• **Short exercise**
Can you copy, unchanged, the rows below from the first line through the line containing "label-telecommunications: Telecommunications 5.8%", both ends included?

• **Dataset excerpts**
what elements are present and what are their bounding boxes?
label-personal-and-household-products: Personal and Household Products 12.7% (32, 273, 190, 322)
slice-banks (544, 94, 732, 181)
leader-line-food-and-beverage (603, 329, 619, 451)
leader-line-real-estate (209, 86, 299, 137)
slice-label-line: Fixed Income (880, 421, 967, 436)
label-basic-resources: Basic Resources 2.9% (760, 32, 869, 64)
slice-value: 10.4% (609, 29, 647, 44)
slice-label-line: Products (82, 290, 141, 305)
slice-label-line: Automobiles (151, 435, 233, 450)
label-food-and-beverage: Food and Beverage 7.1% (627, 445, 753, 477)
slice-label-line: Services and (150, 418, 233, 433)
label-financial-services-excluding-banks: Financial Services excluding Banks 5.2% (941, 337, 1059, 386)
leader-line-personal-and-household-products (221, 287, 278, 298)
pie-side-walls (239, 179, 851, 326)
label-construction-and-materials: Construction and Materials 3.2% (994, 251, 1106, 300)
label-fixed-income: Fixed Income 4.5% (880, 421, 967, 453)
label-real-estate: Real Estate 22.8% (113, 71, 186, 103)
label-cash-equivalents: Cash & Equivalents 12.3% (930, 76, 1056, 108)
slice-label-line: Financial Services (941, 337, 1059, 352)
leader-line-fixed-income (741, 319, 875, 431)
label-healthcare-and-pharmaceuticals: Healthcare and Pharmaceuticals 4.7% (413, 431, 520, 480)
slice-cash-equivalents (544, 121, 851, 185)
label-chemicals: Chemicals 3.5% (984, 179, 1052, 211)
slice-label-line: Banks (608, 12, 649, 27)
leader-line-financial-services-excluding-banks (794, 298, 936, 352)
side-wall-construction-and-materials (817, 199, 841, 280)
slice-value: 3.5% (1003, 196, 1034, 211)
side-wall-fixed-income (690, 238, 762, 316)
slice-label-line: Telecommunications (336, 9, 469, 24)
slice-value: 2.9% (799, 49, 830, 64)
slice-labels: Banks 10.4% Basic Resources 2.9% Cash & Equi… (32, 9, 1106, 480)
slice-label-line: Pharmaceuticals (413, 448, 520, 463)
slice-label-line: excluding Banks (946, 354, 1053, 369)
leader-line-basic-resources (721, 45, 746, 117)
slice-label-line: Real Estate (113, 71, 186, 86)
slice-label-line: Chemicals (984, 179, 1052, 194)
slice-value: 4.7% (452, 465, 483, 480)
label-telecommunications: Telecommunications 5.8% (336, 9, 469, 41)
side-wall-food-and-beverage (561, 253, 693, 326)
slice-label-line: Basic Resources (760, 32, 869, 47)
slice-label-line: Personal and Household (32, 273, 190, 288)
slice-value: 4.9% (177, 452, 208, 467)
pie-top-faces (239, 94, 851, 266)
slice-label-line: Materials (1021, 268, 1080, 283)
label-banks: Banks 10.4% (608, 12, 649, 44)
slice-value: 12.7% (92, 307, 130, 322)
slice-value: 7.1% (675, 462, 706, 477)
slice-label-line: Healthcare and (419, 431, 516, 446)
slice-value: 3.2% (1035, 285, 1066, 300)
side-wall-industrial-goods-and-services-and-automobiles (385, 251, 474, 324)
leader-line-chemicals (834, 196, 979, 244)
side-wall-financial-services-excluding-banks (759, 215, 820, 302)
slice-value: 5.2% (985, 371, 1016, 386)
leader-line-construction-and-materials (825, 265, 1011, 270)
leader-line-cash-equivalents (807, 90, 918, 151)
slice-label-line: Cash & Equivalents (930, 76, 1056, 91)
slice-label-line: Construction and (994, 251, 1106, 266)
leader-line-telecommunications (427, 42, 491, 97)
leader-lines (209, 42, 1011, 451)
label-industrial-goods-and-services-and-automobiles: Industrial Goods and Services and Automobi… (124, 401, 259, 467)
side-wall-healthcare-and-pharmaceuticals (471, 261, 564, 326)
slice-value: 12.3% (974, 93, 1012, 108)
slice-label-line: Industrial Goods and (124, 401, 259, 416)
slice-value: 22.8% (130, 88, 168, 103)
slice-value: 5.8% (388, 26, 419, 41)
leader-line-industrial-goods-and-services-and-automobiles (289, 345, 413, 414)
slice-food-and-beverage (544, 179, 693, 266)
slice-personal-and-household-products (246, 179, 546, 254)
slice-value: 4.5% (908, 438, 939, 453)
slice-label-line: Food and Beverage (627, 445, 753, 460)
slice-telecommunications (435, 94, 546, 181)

• **Solution to this problem**
what elements are present and what are their bounding boxes?
label-personal-and-household-products: Personal and Household Products 12.7% (32, 273, 190, 322)
slice-banks (544, 94, 732, 181)
leader-line-food-and-beverage (603, 329, 619, 451)
leader-line-real-estate (209, 86, 299, 137)
slice-label-line: Fixed Income (880, 421, 967, 436)
label-basic-resources: Basic Resources 2.9% (760, 32, 869, 64)
slice-value: 10.4% (609, 29, 647, 44)
slice-label-line: Products (82, 290, 141, 305)
slice-label-line: Automobiles (151, 435, 233, 450)
label-food-and-beverage: Food and Beverage 7.1% (627, 445, 753, 477)
slice-label-line: Services and (150, 418, 233, 433)
label-financial-services-excluding-banks: Financial Services excluding Banks 5.2% (941, 337, 1059, 386)
leader-line-personal-and-household-products (221, 287, 278, 298)
pie-side-walls (239, 179, 851, 326)
label-construction-and-materials: Construction and Materials 3.2% (994, 251, 1106, 300)
label-fixed-income: Fixed Income 4.5% (880, 421, 967, 453)
label-real-estate: Real Estate 22.8% (113, 71, 186, 103)
label-cash-equivalents: Cash & Equivalents 12.3% (930, 76, 1056, 108)
slice-label-line: Financial Services (941, 337, 1059, 352)
leader-line-fixed-income (741, 319, 875, 431)
label-healthcare-and-pharmaceuticals: Healthcare and Pharmaceuticals 4.7% (413, 431, 520, 480)
slice-cash-equivalents (544, 121, 851, 185)
label-chemicals: Chemicals 3.5% (984, 179, 1052, 211)
slice-label-line: Banks (608, 12, 649, 27)
leader-line-financial-services-excluding-banks (794, 298, 936, 352)
side-wall-construction-and-materials (817, 199, 841, 280)
slice-value: 3.5% (1003, 196, 1034, 211)
side-wall-fixed-income (690, 238, 762, 316)
slice-label-line: Telecommunications (336, 9, 469, 24)
slice-value: 2.9% (799, 49, 830, 64)
slice-labels: Banks 10.4% Basic Resources 2.9% Cash & Equi… (32, 9, 1106, 480)
slice-label-line: Pharmaceuticals (413, 448, 520, 463)
slice-label-line: excluding Banks (946, 354, 1053, 369)
leader-line-basic-resources (721, 45, 746, 117)
slice-label-line: Real Estate (113, 71, 186, 86)
slice-label-line: Chemicals (984, 179, 1052, 194)
slice-value: 4.7% (452, 465, 483, 480)
label-telecommunications: Telecommunications 5.8% (336, 9, 469, 41)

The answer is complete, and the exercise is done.